-- Exercise instructions --
Nothing should be left out: output all of the entries exactly.

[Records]
** start **

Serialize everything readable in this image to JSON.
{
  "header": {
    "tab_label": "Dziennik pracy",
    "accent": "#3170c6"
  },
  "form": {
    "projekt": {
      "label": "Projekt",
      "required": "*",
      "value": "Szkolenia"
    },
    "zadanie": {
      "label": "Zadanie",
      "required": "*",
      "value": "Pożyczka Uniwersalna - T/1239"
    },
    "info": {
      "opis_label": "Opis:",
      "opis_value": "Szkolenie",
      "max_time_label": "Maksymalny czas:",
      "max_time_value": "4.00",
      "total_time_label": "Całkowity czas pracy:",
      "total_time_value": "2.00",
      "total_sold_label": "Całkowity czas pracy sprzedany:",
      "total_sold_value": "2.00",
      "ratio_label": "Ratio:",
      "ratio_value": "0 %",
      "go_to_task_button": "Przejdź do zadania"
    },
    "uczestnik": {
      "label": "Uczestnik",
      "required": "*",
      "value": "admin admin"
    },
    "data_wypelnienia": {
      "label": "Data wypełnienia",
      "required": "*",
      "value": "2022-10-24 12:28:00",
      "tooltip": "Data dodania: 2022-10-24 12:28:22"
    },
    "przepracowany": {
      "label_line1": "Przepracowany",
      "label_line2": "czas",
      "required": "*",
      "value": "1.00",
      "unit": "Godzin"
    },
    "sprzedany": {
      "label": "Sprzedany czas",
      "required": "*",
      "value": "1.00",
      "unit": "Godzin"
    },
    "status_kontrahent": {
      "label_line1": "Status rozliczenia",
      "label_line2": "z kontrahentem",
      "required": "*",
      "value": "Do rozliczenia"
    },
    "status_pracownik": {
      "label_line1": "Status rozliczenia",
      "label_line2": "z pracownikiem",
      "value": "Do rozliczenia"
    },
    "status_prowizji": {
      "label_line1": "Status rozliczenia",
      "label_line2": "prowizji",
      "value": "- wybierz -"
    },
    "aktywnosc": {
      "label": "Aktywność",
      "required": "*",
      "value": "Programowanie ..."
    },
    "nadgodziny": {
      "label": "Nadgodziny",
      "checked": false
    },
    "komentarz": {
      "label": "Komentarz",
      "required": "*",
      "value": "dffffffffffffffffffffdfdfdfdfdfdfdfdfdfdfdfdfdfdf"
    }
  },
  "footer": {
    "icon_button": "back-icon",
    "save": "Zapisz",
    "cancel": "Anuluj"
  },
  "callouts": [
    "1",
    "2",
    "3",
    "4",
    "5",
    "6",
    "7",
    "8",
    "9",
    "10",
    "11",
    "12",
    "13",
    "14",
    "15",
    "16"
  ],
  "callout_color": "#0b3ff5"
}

** end **

-- Final result --
Serialize everything readable in this image to JSON.
{
  "header": {
    "tab_label": "Dziennik pracy",
    "accent": "#3170c6"
  },
  "form": {
    "projekt": {
      "label": "Projekt",
      "required": "*",
      "value": "Szkolenia"
    },
    "zadanie": {
      "label": "Zadanie",
      "required": "*",
      "value": "Pożyczka Uniwersalna - T/1239"
    },
    "info": {
      "opis_label": "Opis:",
      "opis_value": "Szkolenie",
      "max_time_label": "Maksymalny czas:",
      "max_time_value": "4.00",
      "total_time_label": "Całkowity czas pracy:",
      "total_time_value": "2.00",
      "total_sold_label": "Całkowity czas pracy sprzedany:",
      "total_sold_value": "2.00",
      "ratio_label": "Ratio:",
      "ratio_value": "0 %",
      "go_to_task_button": "Przejdź do zadania"
    },
    "uczestnik": {
      "label": "Uczestnik",
      "required": "*",
      "value": "admin admin"
    },
    "data_wypelnienia": {
      "label": "Data wypełnienia",
      "required": "*",
      "value": "2022-10-24 12:28:00",
      "tooltip": "Data dodania: 2022-10-24 12:28:22"
    },
    "przepracowany": {
      "label_line1": "Przepracowany",
      "label_line2": "czas",
      "required": "*",
      "value": "1.00",
      "unit": "Godzin"
    },
    "sprzedany": {
      "label": "Sprzedany czas",
      "required": "*",
      "value": "1.00",
      "unit": "Godzin"
    },
    "status_kontrahent": {
      "label_line1": "Status rozliczenia",
      "label_line2": "z kontrahentem",
      "required": "*",
      "value": "Do rozliczenia"
    },
    "status_pracownik": {
      "label_line1": "Status rozliczenia",
      "label_line2": "z pracownikiem",
      "value": "Do rozliczenia"
    },
    "status_prowizji": {
      "label_line1": "Status rozliczenia",
      "label_line2": "prowizji",
      "value": "- wybierz -"
    },
    "aktywnosc": {
      "label": "Aktywność",
      "required": "*",
      "value": "Programowanie ..."
    },
    "nadgodziny": {
      "label": "Nadgodziny",
      "checked": false
    },
    "komentarz": {
      "label": "Komentarz",
      "required": "*",
      "value": "dffffffffffffffffffffdfdfdfdfdfdfdfdfdfdfdfdfdfdf"
    }
  },
  "footer": {
    "icon_button": "back-icon",
    "save": "Zapisz",
    "cancel": "Anuluj"
  },
  "callouts": [
    "1",
    "2",
    "3",
    "4",
    "5",
    "6",
    "7",
    "8",
    "9",
    "10",
    "11",
    "12",
    "13",
    "14",
    "15",
    "16"
  ],
  "callout_color": "#0b3ff5"
}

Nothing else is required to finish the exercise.